● Selected excerpt:
Very cool stove! I use a stand up like that in work shop. I agree with Mike it's a coal stove.


----------



## Strider (Nov 28, 2018)

So, I took some time today to work around the house and on this wood stove. I guess it is (or at least was used as one), as my friend's family, previous owners, used beech, oak, hornbeam and pretty much anything, any junk wood that burnt. That's why I am amazed that the bricks (wavy tiles really) are in such good shape. They used this one every winter since they were in that house, and before that it belonged to his grandparents. A long history of use and abuse? I think so. That's why I will take good care of it. 

I could not, in a million years, unscrew the cast iron top, and better yet, I think it wasn't really supposed to be screwed, I think it was altered- see the top of the crushed and coarse layer of clay. Tjese screws had been added. They are welded hard, and rusted. See them on the rim, upper side. The holes aren't perfectly aligned on the outer steel case and luckily it is steel after all! The casing has a paint layer, plasticy feel, I don't know, black in color, that had been covered in silver paint later on. So I was careful about it. I wouldn't want plastic on a wood stove. It is in good shape, considering years. I might take it apart and hit the bumps from within, after removing bricks. 



The cast iron top has rusted, after I cleaned it with a wire brush and killed my drill. No hard work for a steel brush and some WD40. It consists of two parts- see the exit flue split in two. That lower part is also screwed on, but with original screws, and also welded and rusted due to heath. I wouldn't even make a turn without ruining the screw head or the thread. But I don't really need to take it of at all, it has a perfect fit, no clatter. I would, however, add a piece of steel to the keyhole on the top side and weld it (intended for pot holder, which I will not use- 6 ft flames here baby! )...


 

I wanted to make my own fire resistant clay, but this ceramic chimney flue (from my house) will fit inside when I just file out a cm of waves. Perfect fit for it. I would fill the gaps with sand or clay. What do you guys think? Will the thermal shock crack the flue? 


 

I removed the added brick layer to see the insulation between the tiles and steel case. Only this rocks to be found...whatever they are. I would rather insert ceramic wool. The cast iron grill cannot be removed from the bottom. It has two parts- the circle and the movable center (ash disposal?). But no point moving it, just cleaning. 


 
You can see two screws. I cleaned it and sprayed with WD40. No cracks, only slight pitting due to flames. I will fill out any gaps with cermic rope when I put it back. The flue hole is on both sides, top and bottom- exhaust regulator. I have disasambled it so it cannot be seen here.


 

To bee continued, I have to drive my girl to the movies.


----------



## gman2431 (Nov 28, 2018)

Loris, why can't you just burn wood for heat? I'm sure there's an answer I dont know...

● What you need to do:
1. Can you reproduce the stove thread word for word, everything from "You can see" down to "to the movies."?
2. In the stove thread, what was the keyhole on the top side of the stove intended for?
The records aren't needed for any of this.

● Entries supplied:
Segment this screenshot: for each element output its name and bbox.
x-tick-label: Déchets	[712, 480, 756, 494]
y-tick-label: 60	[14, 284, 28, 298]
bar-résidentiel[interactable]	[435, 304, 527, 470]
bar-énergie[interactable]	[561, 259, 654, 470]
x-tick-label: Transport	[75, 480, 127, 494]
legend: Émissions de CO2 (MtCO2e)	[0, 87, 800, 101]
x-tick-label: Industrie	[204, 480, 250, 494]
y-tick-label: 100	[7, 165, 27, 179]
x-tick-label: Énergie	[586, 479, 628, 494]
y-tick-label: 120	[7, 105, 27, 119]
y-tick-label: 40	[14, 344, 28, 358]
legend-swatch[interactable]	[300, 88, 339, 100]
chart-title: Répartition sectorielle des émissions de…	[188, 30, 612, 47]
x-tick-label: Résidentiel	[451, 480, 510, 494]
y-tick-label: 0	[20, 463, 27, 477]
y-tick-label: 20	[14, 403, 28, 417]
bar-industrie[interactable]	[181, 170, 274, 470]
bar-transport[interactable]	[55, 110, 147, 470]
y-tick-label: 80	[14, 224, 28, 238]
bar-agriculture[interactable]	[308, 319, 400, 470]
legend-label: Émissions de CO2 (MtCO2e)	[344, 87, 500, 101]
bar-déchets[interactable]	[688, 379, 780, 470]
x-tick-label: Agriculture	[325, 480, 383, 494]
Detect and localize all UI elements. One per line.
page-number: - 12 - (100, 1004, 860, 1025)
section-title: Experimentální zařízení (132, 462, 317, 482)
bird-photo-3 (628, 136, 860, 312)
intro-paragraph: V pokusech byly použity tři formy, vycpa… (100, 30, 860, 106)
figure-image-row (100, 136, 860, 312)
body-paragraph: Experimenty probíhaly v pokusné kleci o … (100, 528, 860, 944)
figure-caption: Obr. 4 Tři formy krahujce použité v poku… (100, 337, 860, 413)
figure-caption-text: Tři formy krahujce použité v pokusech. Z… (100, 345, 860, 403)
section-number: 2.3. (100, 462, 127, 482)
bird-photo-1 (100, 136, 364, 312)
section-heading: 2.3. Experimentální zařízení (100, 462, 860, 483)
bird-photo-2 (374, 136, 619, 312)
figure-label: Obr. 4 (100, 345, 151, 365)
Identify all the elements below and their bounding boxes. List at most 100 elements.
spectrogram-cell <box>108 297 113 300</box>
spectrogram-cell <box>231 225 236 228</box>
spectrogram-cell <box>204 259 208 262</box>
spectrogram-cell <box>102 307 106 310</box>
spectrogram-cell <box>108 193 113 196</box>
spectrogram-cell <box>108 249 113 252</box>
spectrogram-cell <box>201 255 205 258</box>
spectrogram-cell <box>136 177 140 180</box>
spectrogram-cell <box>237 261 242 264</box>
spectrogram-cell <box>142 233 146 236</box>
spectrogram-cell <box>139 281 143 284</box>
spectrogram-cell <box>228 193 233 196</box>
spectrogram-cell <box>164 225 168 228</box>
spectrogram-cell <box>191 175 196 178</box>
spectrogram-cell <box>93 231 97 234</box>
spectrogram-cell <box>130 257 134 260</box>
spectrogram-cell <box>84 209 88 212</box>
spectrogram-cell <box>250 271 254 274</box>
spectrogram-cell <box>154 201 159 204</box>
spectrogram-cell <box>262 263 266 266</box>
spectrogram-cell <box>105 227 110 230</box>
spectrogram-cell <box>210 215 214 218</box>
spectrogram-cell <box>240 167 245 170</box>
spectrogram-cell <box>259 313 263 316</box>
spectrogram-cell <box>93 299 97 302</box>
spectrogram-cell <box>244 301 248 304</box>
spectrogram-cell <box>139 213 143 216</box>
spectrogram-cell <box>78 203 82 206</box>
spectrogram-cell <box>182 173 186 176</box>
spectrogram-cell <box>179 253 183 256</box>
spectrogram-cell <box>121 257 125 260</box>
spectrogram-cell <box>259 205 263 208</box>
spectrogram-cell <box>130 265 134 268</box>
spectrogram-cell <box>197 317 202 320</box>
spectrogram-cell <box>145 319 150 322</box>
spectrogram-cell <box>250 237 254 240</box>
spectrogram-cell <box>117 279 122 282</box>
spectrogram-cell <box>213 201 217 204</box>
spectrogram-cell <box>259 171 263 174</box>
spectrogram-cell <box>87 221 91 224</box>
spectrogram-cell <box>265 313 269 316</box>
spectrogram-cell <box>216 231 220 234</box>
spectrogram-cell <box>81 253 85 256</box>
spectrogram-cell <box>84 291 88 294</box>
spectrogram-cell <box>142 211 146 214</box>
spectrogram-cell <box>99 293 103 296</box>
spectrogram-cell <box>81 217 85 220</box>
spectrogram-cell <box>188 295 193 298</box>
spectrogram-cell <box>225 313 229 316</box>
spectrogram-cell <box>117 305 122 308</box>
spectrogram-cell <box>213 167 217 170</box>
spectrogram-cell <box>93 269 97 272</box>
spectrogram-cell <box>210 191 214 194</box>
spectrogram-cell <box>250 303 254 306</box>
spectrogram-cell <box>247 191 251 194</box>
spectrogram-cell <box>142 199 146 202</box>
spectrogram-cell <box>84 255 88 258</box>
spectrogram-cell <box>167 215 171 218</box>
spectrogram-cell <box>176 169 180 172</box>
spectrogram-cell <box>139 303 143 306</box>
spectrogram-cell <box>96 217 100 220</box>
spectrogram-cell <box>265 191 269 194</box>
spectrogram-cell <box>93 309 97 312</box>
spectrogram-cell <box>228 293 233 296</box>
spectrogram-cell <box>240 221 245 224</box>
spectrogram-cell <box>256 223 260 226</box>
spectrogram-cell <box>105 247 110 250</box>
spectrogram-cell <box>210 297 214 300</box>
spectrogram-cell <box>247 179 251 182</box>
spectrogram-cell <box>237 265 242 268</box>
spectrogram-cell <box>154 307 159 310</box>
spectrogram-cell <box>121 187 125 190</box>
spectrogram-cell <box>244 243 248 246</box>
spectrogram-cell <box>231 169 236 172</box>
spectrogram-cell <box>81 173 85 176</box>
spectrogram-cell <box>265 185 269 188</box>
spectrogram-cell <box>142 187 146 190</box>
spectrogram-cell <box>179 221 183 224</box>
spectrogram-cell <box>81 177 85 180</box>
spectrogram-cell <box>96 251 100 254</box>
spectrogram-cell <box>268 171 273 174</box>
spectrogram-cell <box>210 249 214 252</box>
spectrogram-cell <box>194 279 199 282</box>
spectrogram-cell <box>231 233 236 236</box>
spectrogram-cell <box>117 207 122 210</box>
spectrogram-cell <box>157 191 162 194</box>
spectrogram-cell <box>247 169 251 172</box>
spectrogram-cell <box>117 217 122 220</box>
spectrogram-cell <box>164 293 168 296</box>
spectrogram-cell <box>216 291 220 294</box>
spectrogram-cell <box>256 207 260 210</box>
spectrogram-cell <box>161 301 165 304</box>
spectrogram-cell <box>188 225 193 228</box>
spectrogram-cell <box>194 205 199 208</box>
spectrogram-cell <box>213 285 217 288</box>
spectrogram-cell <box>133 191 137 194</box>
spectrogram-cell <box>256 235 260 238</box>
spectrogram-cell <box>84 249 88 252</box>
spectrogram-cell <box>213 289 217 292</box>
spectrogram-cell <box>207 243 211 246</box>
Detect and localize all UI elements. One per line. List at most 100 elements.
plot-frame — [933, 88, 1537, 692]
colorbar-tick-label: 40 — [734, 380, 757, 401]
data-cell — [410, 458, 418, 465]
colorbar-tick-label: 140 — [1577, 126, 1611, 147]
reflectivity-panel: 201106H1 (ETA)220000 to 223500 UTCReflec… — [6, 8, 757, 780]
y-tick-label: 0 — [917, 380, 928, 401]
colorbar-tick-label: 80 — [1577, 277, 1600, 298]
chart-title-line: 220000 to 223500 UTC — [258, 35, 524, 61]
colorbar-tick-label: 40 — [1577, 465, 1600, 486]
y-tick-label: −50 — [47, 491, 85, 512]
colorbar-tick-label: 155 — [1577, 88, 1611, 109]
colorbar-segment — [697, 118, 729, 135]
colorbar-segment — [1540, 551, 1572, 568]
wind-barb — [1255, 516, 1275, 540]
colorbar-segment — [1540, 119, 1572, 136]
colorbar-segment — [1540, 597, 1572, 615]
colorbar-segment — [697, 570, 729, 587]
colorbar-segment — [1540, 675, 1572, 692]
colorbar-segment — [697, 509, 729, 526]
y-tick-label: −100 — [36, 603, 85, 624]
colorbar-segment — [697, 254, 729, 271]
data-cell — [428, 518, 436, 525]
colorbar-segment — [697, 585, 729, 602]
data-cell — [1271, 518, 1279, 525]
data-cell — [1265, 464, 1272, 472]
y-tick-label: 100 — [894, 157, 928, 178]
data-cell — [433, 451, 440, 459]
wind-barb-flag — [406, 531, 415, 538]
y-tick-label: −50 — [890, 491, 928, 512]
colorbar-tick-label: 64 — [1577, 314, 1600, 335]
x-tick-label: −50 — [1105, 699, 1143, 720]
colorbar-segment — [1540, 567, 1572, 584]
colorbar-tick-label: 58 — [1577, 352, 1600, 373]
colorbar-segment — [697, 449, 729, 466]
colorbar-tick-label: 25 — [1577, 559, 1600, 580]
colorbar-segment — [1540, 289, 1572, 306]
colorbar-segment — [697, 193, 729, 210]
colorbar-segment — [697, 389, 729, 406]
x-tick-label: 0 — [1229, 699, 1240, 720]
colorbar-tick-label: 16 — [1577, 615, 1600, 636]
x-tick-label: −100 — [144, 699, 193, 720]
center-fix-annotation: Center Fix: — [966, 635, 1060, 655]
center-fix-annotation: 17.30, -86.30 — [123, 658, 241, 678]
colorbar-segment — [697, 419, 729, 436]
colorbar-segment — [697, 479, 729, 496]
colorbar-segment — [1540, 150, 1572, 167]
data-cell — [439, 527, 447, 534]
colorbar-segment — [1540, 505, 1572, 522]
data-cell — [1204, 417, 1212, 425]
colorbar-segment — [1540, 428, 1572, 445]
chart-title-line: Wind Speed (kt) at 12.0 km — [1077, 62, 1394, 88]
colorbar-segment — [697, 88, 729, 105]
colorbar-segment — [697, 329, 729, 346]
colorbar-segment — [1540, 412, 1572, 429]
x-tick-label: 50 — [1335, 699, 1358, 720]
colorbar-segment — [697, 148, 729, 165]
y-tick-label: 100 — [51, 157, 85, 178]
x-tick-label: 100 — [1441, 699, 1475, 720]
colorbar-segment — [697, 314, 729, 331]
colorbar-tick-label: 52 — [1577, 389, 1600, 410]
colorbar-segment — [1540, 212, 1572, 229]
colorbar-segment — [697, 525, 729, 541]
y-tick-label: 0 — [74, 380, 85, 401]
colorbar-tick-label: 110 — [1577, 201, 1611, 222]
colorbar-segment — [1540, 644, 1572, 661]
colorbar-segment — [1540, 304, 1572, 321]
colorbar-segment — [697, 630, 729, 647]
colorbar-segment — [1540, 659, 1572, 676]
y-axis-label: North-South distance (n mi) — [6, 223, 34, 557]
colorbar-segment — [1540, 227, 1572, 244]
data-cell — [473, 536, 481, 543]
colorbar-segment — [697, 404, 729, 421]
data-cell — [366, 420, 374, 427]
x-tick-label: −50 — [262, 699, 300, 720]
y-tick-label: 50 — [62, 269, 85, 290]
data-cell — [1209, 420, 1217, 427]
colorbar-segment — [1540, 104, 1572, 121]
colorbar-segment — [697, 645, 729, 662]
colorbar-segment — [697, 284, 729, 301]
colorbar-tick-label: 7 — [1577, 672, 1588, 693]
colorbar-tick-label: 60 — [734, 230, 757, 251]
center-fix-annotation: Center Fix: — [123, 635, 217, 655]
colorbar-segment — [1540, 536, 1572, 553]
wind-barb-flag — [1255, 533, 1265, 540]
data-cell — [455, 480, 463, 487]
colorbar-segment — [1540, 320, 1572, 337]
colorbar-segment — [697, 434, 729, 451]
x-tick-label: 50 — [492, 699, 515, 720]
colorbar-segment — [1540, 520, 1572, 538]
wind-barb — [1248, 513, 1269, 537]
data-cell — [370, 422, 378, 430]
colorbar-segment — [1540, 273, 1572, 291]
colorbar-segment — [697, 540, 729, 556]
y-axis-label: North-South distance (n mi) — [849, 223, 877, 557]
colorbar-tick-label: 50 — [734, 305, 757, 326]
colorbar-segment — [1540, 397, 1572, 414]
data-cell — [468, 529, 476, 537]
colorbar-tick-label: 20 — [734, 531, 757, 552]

● Outputs by task:
1.
You can see two screws. I cleaned it and sprayed with WD40. No cracks, only slight pitting due to flames. I will fill out any gaps with cermic rope when I put it back. The flue hole is on both sides, top and bottom- exhaust regulator. I have disasambled it so it cannot be seen here.


 

To bee continued, I have to drive my girl to the movies.

2. A pot holder.